* Exercise objective *
Search the entries for the word "throughput" and pull out each line that has it.

* Material provided *
====
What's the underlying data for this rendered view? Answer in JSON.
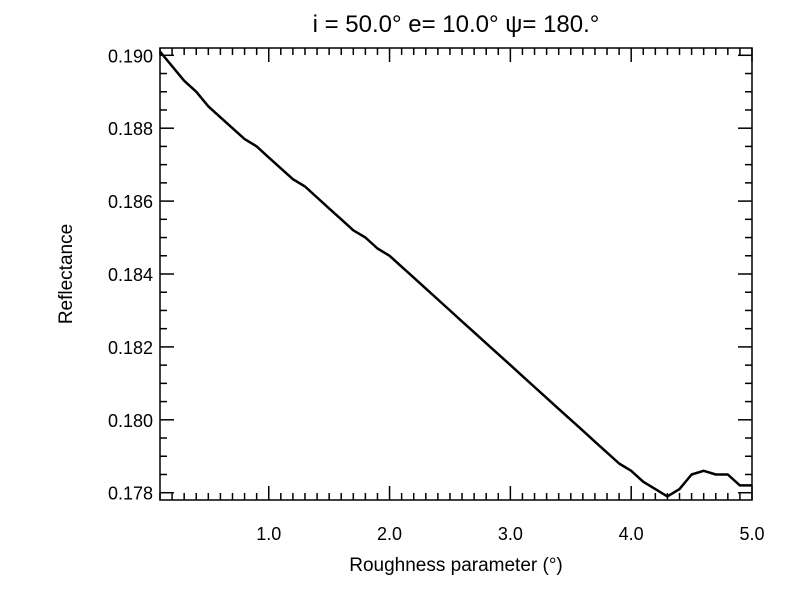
{
  "chart_data": {
    "type": "line",
    "title": "i = 50.0°   e= 10.0°   ψ= 180.°",
    "xlabel": "Roughness parameter (°)",
    "ylabel": "Reflectance",
    "xlim": [
      0.1,
      5.0
    ],
    "ylim": [
      0.1778,
      0.1902
    ],
    "x_ticks": [
      {
        "value": 1.0,
        "label": "1.0"
      },
      {
        "value": 2.0,
        "label": "2.0"
      },
      {
        "value": 3.0,
        "label": "3.0"
      },
      {
        "value": 4.0,
        "label": "4.0"
      },
      {
        "value": 5.0,
        "label": "5.0"
      }
    ],
    "y_ticks": [
      {
        "value": 0.178,
        "label": "0.178"
      },
      {
        "value": 0.18,
        "label": "0.180"
      },
      {
        "value": 0.182,
        "label": "0.182"
      },
      {
        "value": 0.184,
        "label": "0.184"
      },
      {
        "value": 0.186,
        "label": "0.186"
      },
      {
        "value": 0.188,
        "label": "0.188"
      },
      {
        "value": 0.19,
        "label": "0.190"
      }
    ],
    "x_minor_step": 0.1,
    "y_minor_step": 0.0005,
    "grid": false,
    "series": [
      {
        "color": "#000000",
        "x": [
          0.1,
          0.2,
          0.3,
          0.4,
          0.5,
          0.6,
          0.7,
          0.8,
          0.9,
          1.0,
          1.1,
          1.2,
          1.3,
          1.4,
          1.5,
          1.6,
          1.7,
          1.8,
          1.9,
          2.0,
          2.1,
          2.2,
          2.3,
          2.4,
          2.5,
          2.6,
          2.7,
          2.8,
          2.9,
          3.0,
          3.1,
          3.2,
          3.3,
          3.4,
          3.5,
          3.6,
          3.7,
          3.8,
          3.9,
          4.0,
          4.1,
          4.2,
          4.3,
          4.4,
          4.5,
          4.6,
          4.7,
          4.8,
          4.9,
          5.0
        ],
        "y": [
          0.1901,
          0.1897,
          0.1893,
          0.189,
          0.1886,
          0.1883,
          0.188,
          0.1877,
          0.1875,
          0.1872,
          0.1869,
          0.1866,
          0.1864,
          0.1861,
          0.1858,
          0.1855,
          0.1852,
          0.185,
          0.1847,
          0.1845,
          0.1842,
          0.1839,
          0.1836,
          0.1833,
          0.183,
          0.1827,
          0.1824,
          0.1821,
          0.1818,
          0.1815,
          0.1812,
          0.1809,
          0.1806,
          0.1803,
          0.18,
          0.1797,
          0.1794,
          0.1791,
          0.1788,
          0.1786,
          0.1783,
          0.1781,
          0.1779,
          0.1781,
          0.1785,
          0.1786,
          0.1785,
          0.1785,
          0.1782,
          0.1782
        ]
      }
    ]
  }
}
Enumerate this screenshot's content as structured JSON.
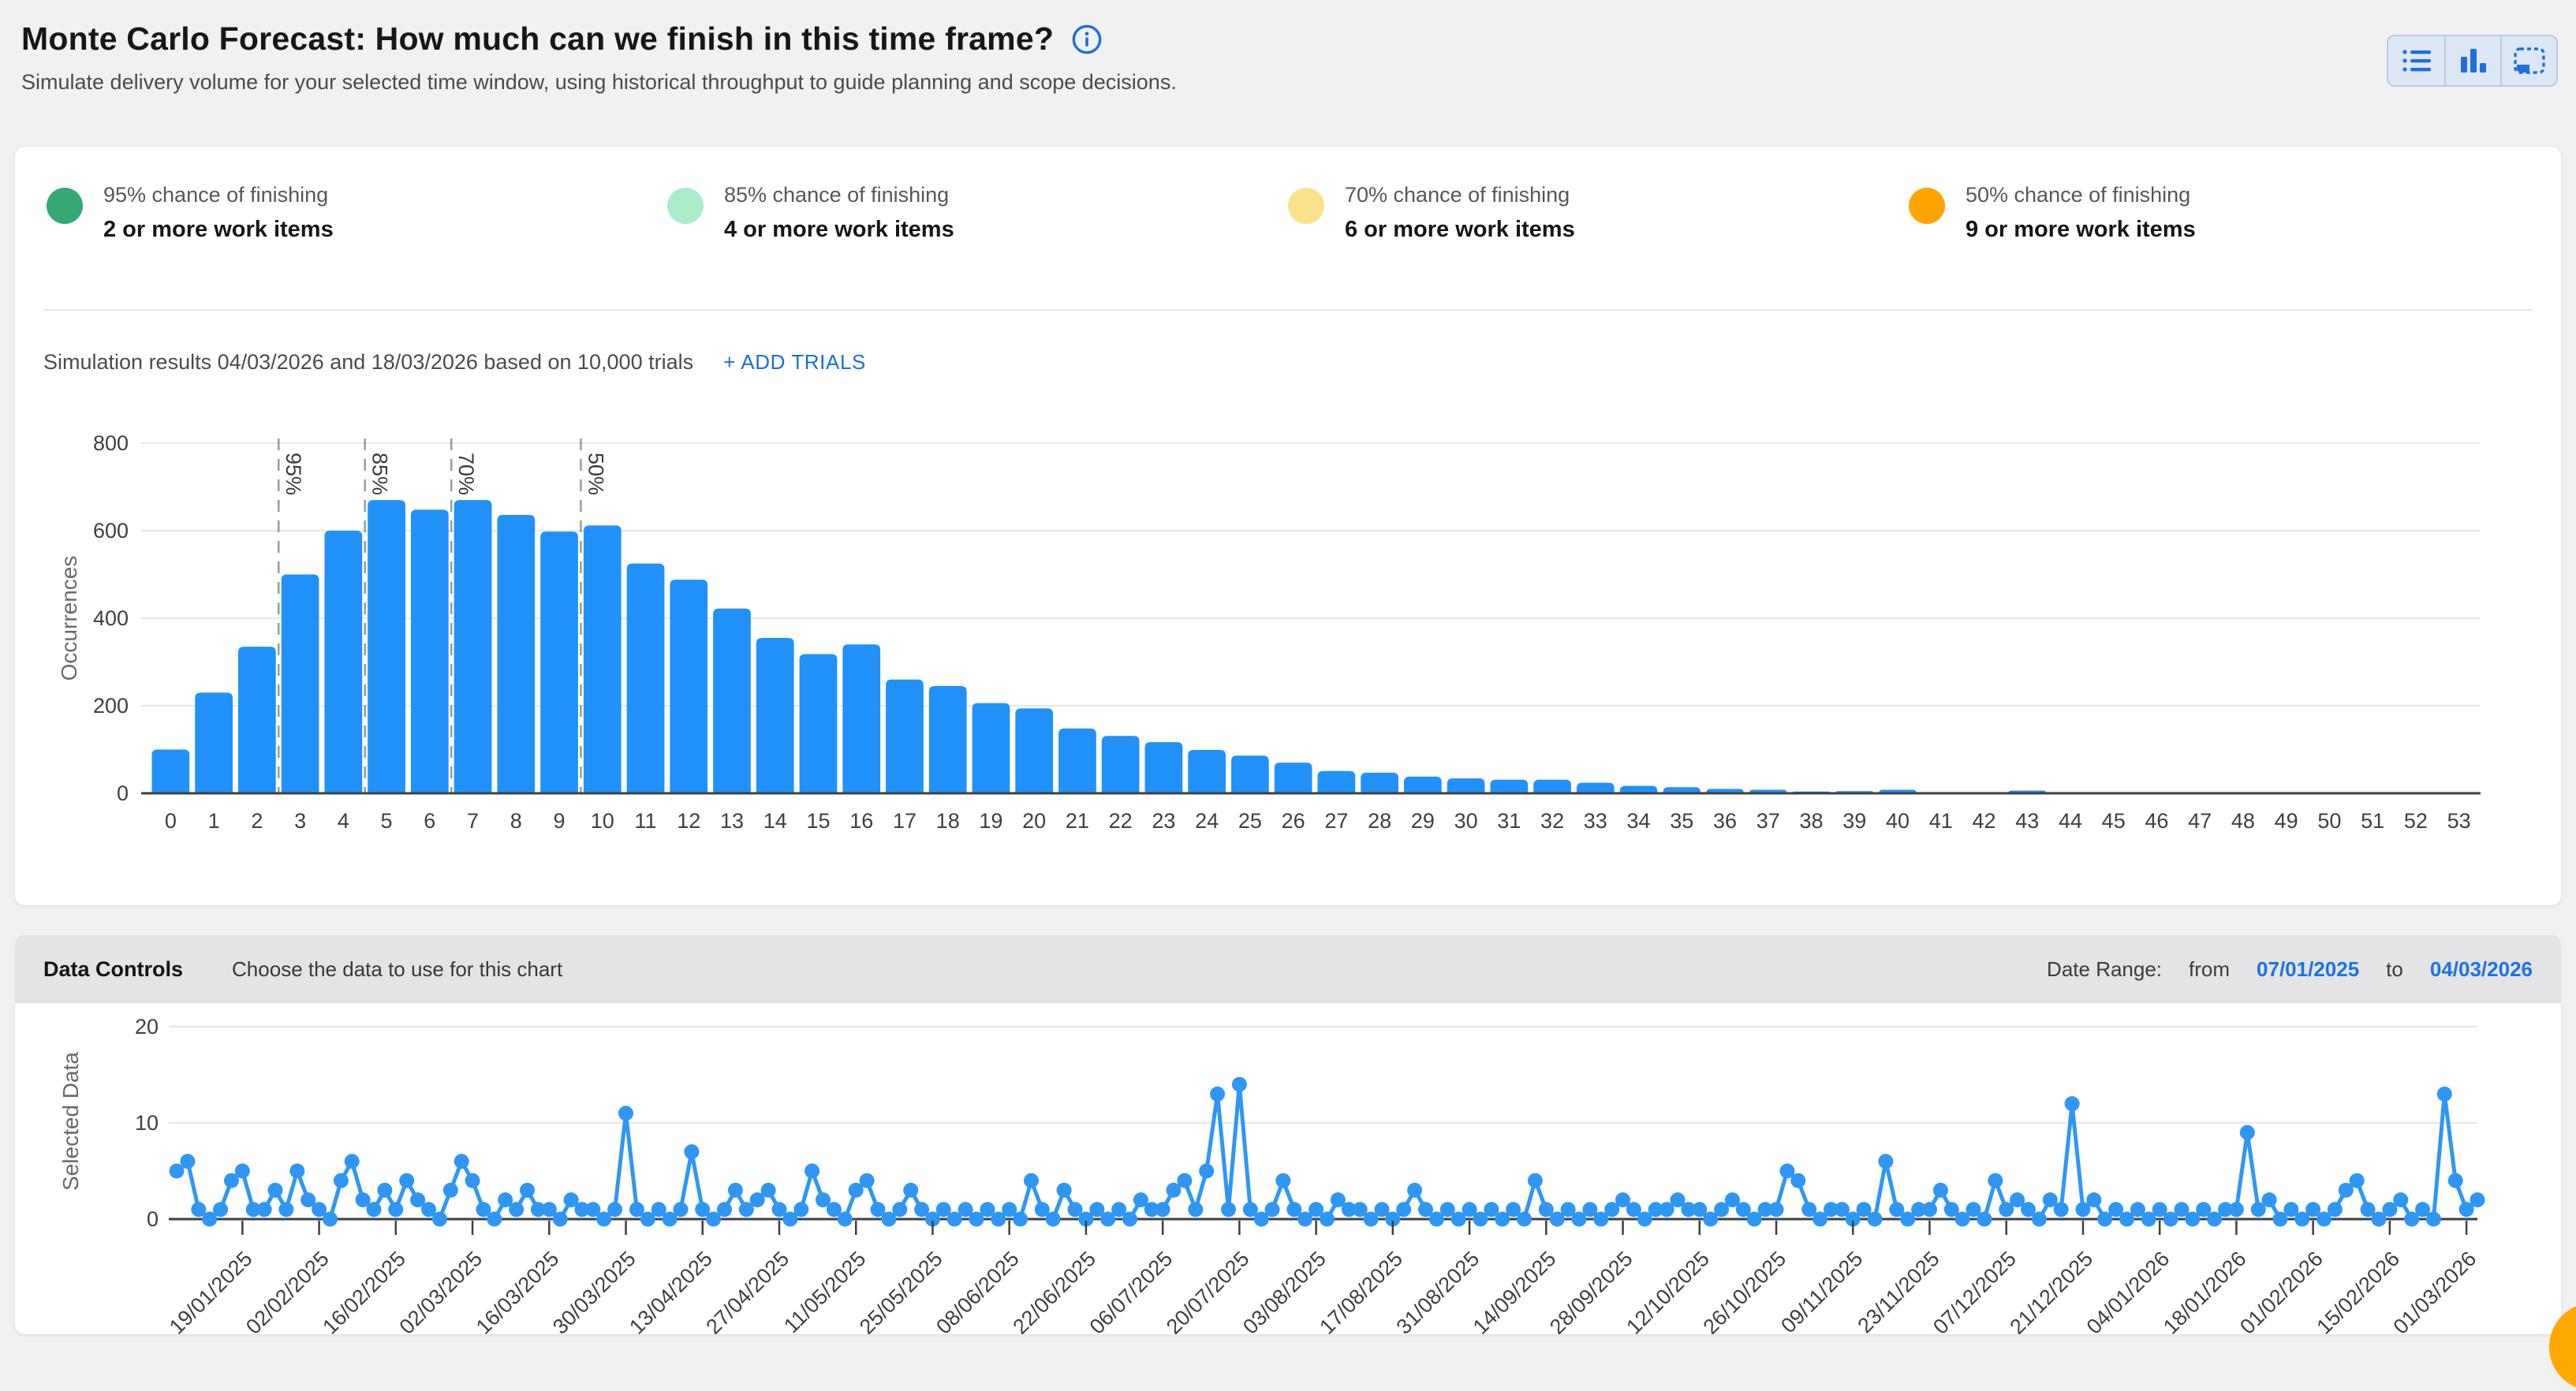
{
  "header": {
    "title": "Monte Carlo Forecast: How much can we finish in this time frame?",
    "subtitle": "Simulate delivery volume for your selected time window, using historical throughput to guide planning and scope decisions.",
    "view_buttons": [
      "list-view",
      "bar-chart-view",
      "select-area-view"
    ]
  },
  "forecast_legend": [
    {
      "percent": "95% chance of finishing",
      "items": "2 or more work items",
      "color": "#36a873"
    },
    {
      "percent": "85% chance of finishing",
      "items": "4 or more work items",
      "color": "#a9edcb"
    },
    {
      "percent": "70% chance of finishing",
      "items": "6 or more work items",
      "color": "#fbe18c"
    },
    {
      "percent": "50% chance of finishing",
      "items": "9 or more work items",
      "color": "#ffa502"
    }
  ],
  "simulation": {
    "summary": "Simulation results 04/03/2026 and 18/03/2026 based on 10,000 trials",
    "add_trials_label": "+ ADD TRIALS"
  },
  "data_controls": {
    "title": "Data Controls",
    "subtitle": "Choose the data to use for this chart",
    "date_range_label": "Date Range:",
    "from_label": "from",
    "from_date": "07/01/2025",
    "to_label": "to",
    "to_date": "04/03/2026"
  },
  "chart_data": [
    {
      "type": "bar",
      "title": "Monte Carlo simulation occurrences per completed work-item count",
      "xlabel": "",
      "ylabel": "Occurrences",
      "ylim": [
        0,
        800
      ],
      "yticks": [
        0,
        200,
        400,
        600,
        800
      ],
      "grid": true,
      "bar_color": "#2191fa",
      "categories": [
        0,
        1,
        2,
        3,
        4,
        5,
        6,
        7,
        8,
        9,
        10,
        11,
        12,
        13,
        14,
        15,
        16,
        17,
        18,
        19,
        20,
        21,
        22,
        23,
        24,
        25,
        26,
        27,
        28,
        29,
        30,
        31,
        32,
        33,
        34,
        35,
        36,
        37,
        38,
        39,
        40,
        41,
        42,
        43,
        44,
        45,
        46,
        47,
        48,
        49,
        50,
        51,
        52,
        53
      ],
      "values": [
        100,
        230,
        335,
        500,
        600,
        670,
        648,
        670,
        636,
        598,
        612,
        525,
        488,
        422,
        355,
        318,
        340,
        260,
        245,
        206,
        194,
        148,
        131,
        117,
        99,
        86,
        70,
        51,
        47,
        38,
        34,
        31,
        31,
        24,
        17,
        14,
        10,
        8,
        4,
        5,
        8,
        0,
        0,
        6,
        0,
        0,
        0,
        0,
        0,
        0,
        0,
        0,
        0,
        0
      ],
      "percentile_markers": [
        {
          "label": "95%",
          "after_bar": 2
        },
        {
          "label": "85%",
          "after_bar": 4
        },
        {
          "label": "70%",
          "after_bar": 6
        },
        {
          "label": "50%",
          "after_bar": 9
        }
      ]
    },
    {
      "type": "line",
      "title": "Historical daily throughput (selected data)",
      "xlabel": "",
      "ylabel": "Selected Data",
      "ylim": [
        0,
        20
      ],
      "yticks": [
        0,
        10,
        20
      ],
      "grid": true,
      "line_color": "#2e97f5",
      "x_tick_start_index": 6,
      "x_tick_every": 7,
      "x_tick_labels": [
        "19/01/2025",
        "02/02/2025",
        "16/02/2025",
        "02/03/2025",
        "16/03/2025",
        "30/03/2025",
        "13/04/2025",
        "27/04/2025",
        "11/05/2025",
        "25/05/2025",
        "08/06/2025",
        "22/06/2025",
        "06/07/2025",
        "20/07/2025",
        "03/08/2025",
        "17/08/2025",
        "31/08/2025",
        "14/09/2025",
        "28/09/2025",
        "12/10/2025",
        "26/10/2025",
        "09/11/2025",
        "23/11/2025",
        "07/12/2025",
        "21/12/2025",
        "04/01/2026",
        "18/01/2026",
        "01/02/2026",
        "15/02/2026",
        "01/03/2026"
      ],
      "values": [
        5,
        6,
        1,
        0,
        1,
        4,
        5,
        1,
        1,
        3,
        1,
        5,
        2,
        1,
        0,
        4,
        6,
        2,
        1,
        3,
        1,
        4,
        2,
        1,
        0,
        3,
        6,
        4,
        1,
        0,
        2,
        1,
        3,
        1,
        1,
        0,
        2,
        1,
        1,
        0,
        1,
        11,
        1,
        0,
        1,
        0,
        1,
        7,
        1,
        0,
        1,
        3,
        1,
        2,
        3,
        1,
        0,
        1,
        5,
        2,
        1,
        0,
        3,
        4,
        1,
        0,
        1,
        3,
        1,
        0,
        1,
        0,
        1,
        0,
        1,
        0,
        1,
        0,
        4,
        1,
        0,
        3,
        1,
        0,
        1,
        0,
        1,
        0,
        2,
        1,
        1,
        3,
        4,
        1,
        5,
        13,
        1,
        14,
        1,
        0,
        1,
        4,
        1,
        0,
        1,
        0,
        2,
        1,
        1,
        0,
        1,
        0,
        1,
        3,
        1,
        0,
        1,
        0,
        1,
        0,
        1,
        0,
        1,
        0,
        4,
        1,
        0,
        1,
        0,
        1,
        0,
        1,
        2,
        1,
        0,
        1,
        1,
        2,
        1,
        1,
        0,
        1,
        2,
        1,
        0,
        1,
        1,
        5,
        4,
        1,
        0,
        1,
        1,
        0,
        1,
        0,
        6,
        1,
        0,
        1,
        1,
        3,
        1,
        0,
        1,
        0,
        4,
        1,
        2,
        1,
        0,
        2,
        1,
        12,
        1,
        2,
        0,
        1,
        0,
        1,
        0,
        1,
        0,
        1,
        0,
        1,
        0,
        1,
        1,
        9,
        1,
        2,
        0,
        1,
        0,
        1,
        0,
        1,
        3,
        4,
        1,
        0,
        1,
        2,
        0,
        1,
        0,
        13,
        4,
        1,
        2
      ]
    }
  ],
  "colors": {
    "accent_blue": "#1b6fd8",
    "bar_blue": "#2191fa",
    "fab_orange": "#ffa800",
    "page_bg": "#f1f1f2",
    "controls_bg": "#e4e4e6"
  }
}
====
* Complete response *
    "subtitle": "Simulate delivery volume for your selected time window, using historical throughput to guide planning and scope decisions.",
      "title": "Historical daily throughput (selected data)",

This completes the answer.